WHAT IS EXPECTED: Provide the number of lines where the word "shakllanishi" occurs, and no other text.

RECORDS FOR THE TASK:
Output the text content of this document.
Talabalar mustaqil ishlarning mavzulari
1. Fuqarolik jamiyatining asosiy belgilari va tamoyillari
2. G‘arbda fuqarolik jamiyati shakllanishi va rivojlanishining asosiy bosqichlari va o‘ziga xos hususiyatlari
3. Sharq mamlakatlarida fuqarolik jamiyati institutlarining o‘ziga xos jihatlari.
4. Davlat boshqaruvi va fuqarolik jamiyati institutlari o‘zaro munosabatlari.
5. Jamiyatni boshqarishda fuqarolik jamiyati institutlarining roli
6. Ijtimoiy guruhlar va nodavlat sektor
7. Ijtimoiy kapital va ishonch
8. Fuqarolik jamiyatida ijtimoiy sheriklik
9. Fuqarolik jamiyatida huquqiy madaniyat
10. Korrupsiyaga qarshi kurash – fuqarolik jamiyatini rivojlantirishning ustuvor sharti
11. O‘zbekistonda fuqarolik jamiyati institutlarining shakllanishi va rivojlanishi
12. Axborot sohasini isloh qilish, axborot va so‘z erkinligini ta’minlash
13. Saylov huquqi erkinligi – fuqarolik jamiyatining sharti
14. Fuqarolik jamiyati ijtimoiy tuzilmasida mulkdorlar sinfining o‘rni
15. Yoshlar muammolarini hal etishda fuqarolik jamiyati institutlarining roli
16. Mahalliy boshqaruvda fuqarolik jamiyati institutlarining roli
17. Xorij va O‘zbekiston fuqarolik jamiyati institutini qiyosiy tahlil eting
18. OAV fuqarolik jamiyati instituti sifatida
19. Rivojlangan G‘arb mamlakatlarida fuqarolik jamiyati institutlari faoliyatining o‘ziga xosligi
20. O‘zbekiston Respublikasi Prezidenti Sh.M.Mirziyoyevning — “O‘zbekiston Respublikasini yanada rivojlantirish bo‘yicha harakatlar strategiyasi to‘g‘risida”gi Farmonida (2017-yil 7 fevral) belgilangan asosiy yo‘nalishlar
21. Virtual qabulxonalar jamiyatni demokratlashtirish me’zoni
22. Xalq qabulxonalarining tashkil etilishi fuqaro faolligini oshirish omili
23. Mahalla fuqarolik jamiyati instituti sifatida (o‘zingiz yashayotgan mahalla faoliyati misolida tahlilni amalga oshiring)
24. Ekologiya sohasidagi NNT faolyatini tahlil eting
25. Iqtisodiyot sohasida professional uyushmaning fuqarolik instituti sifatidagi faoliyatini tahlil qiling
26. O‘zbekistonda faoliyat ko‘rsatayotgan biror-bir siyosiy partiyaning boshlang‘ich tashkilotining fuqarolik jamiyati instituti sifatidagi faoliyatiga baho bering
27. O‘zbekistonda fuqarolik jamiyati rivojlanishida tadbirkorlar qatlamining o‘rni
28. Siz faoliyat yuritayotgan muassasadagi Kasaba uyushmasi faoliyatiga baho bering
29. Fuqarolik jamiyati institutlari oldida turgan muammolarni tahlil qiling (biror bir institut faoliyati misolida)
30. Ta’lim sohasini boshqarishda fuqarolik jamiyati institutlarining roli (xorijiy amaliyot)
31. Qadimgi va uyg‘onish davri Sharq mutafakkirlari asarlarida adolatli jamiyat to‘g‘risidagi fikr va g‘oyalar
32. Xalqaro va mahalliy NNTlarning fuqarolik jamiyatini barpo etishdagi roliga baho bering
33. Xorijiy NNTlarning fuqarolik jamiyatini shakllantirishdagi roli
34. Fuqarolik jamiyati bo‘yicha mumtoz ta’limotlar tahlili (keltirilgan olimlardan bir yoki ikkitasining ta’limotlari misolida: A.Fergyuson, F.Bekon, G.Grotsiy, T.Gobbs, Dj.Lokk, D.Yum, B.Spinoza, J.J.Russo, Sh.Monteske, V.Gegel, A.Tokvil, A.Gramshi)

COMPLETE ANSWER: 2